== Set problem ==
Every line below that contains "shift" is to be copied.

== Records for this exercise ==
»»

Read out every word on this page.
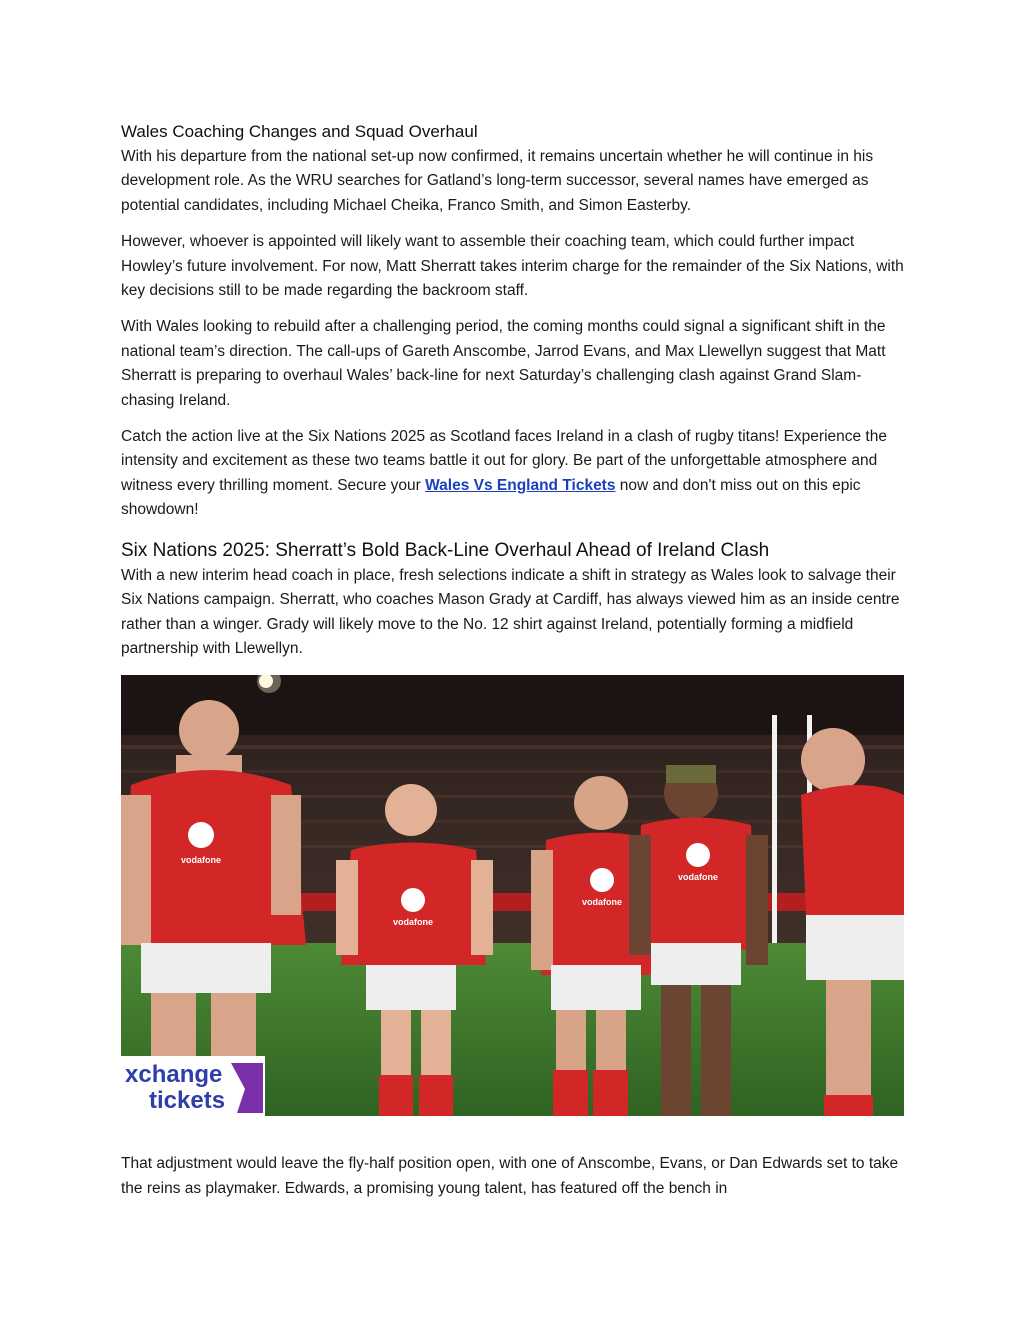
Wales Coaching Changes and Squad Overhaul

With his departure from the national set-up now confirmed, it remains uncertain whether he will continue in his development role. As the WRU searches for Gatland’s long-term successor, several names have emerged as potential candidates, including Michael Cheika, Franco Smith, and Simon Easterby.

However, whoever is appointed will likely want to assemble their coaching team, which could further impact Howley’s future involvement. For now, Matt Sherratt takes interim charge for the remainder of the Six Nations, with key decisions still to be made regarding the backroom staff.

With Wales looking to rebuild after a challenging period, the coming months could signal a significant shift in the national team’s direction. The call-ups of Gareth Anscombe, Jarrod Evans, and Max Llewellyn suggest that Matt Sherratt is preparing to overhaul Wales’ back-line for next Saturday’s challenging clash against Grand Slam-chasing Ireland.

Catch the action live at the Six Nations 2025 as Scotland faces Ireland in a clash of rugby titans! Experience the intensity and excitement as these two teams battle it out for glory. Be part of the unforgettable atmosphere and witness every thrilling moment. Secure your Wales Vs England Tickets now and don't miss out on this epic showdown!

Six Nations 2025: Sherratt’s Bold Back-Line Overhaul Ahead of Ireland Clash

With a new interim head coach in place, fresh selections indicate a shift in strategy as Wales look to salvage their Six Nations campaign. Sherratt, who coaches Mason Grady at Cardiff, has always viewed him as an inside centre rather than a winger. Grady will likely move to the No. 12 shirt against Ireland, potentially forming a midfield partnership with Llewellyn.

vodafone
vodafone
vodafone
vodafone
xchange
tickets

That adjustment would leave the fly-half position open, with one of Anscombe, Evans, or Dan Edwards set to take the reins as playmaker. Edwards, a promising young talent, has featured off the bench in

««

== Final result ==
With Wales looking to rebuild after a challenging period, the coming months could signal a significant shift in the national team’s direction. The call-ups of Gareth Anscombe, Jarrod Evans, and Max Llewellyn suggest that Matt Sherratt is preparing to overhaul Wales’ back-line for next Saturday’s challenging clash against Grand Slam-chasing Ireland.
With a new interim head coach in place, fresh selections indicate a shift in strategy as Wales look to salvage their Six Nations campaign. Sherratt, who coaches Mason Grady at Cardiff, has always viewed him as an inside centre rather than a winger. Grady will likely move to the No. 12 shirt against Ireland, potentially forming a midfield partnership with Llewellyn.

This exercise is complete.